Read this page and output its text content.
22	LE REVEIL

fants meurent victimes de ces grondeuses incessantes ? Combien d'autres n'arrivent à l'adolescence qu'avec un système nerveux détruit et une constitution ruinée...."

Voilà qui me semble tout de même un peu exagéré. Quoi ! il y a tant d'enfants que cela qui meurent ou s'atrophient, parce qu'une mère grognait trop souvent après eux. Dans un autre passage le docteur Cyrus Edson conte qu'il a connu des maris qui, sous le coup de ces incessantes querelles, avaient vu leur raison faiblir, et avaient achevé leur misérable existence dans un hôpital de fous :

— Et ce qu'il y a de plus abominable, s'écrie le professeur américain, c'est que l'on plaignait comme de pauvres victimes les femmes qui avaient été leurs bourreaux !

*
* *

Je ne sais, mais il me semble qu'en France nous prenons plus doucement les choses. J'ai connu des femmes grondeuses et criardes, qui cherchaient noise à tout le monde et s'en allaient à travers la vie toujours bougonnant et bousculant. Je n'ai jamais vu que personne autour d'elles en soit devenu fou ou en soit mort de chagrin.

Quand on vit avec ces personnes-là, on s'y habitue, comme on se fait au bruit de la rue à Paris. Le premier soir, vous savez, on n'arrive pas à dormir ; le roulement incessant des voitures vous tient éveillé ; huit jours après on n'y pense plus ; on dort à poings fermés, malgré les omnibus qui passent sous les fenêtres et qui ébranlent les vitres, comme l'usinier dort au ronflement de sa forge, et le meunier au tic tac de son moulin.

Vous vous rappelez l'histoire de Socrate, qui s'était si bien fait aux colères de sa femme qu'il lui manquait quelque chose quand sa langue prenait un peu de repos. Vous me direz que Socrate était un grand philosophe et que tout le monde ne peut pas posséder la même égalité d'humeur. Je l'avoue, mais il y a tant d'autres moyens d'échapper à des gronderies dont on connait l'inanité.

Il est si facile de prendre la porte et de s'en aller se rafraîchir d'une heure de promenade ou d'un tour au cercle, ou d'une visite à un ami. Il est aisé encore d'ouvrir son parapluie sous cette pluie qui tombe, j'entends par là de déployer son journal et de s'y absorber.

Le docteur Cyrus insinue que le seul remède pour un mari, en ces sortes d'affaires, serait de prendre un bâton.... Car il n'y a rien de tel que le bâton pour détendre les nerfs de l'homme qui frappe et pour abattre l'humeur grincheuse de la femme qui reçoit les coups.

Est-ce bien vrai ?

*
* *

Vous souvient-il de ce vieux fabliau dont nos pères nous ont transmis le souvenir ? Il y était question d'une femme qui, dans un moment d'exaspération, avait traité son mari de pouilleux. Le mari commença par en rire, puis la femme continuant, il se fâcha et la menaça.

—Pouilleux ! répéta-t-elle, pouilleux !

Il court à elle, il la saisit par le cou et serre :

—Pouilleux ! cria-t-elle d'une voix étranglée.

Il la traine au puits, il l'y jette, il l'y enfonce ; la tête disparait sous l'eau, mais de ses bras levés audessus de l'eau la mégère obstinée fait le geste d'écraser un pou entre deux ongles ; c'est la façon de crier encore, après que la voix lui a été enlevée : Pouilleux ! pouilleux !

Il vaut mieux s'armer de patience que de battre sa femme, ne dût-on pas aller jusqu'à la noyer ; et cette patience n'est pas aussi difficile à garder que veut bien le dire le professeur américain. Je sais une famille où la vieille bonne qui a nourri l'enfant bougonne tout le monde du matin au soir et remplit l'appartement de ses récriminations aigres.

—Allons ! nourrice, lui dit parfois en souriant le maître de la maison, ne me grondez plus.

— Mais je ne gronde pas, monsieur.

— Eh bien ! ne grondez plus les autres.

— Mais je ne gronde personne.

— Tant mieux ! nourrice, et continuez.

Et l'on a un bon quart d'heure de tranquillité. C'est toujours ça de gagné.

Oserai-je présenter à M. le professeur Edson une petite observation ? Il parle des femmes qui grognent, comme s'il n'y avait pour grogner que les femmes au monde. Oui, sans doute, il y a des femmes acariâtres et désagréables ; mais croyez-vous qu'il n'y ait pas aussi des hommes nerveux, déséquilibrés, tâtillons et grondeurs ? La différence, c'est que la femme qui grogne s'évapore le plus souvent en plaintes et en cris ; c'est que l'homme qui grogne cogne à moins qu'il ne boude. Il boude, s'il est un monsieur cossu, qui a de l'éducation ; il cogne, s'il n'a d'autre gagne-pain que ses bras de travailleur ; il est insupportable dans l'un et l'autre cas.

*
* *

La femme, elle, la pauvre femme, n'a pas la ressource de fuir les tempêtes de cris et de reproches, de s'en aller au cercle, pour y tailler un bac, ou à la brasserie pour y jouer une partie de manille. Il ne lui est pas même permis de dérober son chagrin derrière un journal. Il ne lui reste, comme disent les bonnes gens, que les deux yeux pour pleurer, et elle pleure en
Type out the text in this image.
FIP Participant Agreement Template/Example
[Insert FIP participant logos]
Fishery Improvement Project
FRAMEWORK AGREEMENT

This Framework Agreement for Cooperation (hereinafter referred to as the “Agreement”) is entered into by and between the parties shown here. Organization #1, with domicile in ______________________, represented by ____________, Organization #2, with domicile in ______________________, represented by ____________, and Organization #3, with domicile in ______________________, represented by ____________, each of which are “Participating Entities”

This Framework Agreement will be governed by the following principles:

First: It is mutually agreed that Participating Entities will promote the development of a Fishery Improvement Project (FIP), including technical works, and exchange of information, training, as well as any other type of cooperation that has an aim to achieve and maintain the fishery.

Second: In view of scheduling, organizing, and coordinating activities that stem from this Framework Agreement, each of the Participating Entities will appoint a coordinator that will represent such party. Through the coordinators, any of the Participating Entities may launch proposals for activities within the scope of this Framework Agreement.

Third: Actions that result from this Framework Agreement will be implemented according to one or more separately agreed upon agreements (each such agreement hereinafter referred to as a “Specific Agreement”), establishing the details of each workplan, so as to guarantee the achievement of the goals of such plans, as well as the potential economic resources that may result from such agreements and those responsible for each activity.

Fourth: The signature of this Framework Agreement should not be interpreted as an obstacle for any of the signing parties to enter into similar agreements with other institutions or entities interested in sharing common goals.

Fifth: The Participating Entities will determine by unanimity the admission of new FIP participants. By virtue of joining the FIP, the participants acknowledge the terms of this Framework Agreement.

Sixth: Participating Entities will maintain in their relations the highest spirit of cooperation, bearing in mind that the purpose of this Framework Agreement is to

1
━━━
◆ **PROBLEM DESCRIPTION**: Identify each line in the records above that contains the word "from", and copy it out in full.

◆ **PROBLEM SOLUTION**:
Second: In view of scheduling, organizing, and coordinating activities that stem from this Framework Agreement, each of the Participating Entities will appoint a coordinator that will represent such party. Through the coordinators, any of the Participating Entities may launch proposals for activities within the scope of this Framework Agreement.
Third: Actions that result from this Framework Agreement will be implemented according to one or more separately agreed upon agreements (each such agreement hereinafter referred to as a “Specific Agreement”), establishing the details of each workplan, so as to guarantee the achievement of the goals of such plans, as well as the potential economic resources that may result from such agreements and those responsible for each activity.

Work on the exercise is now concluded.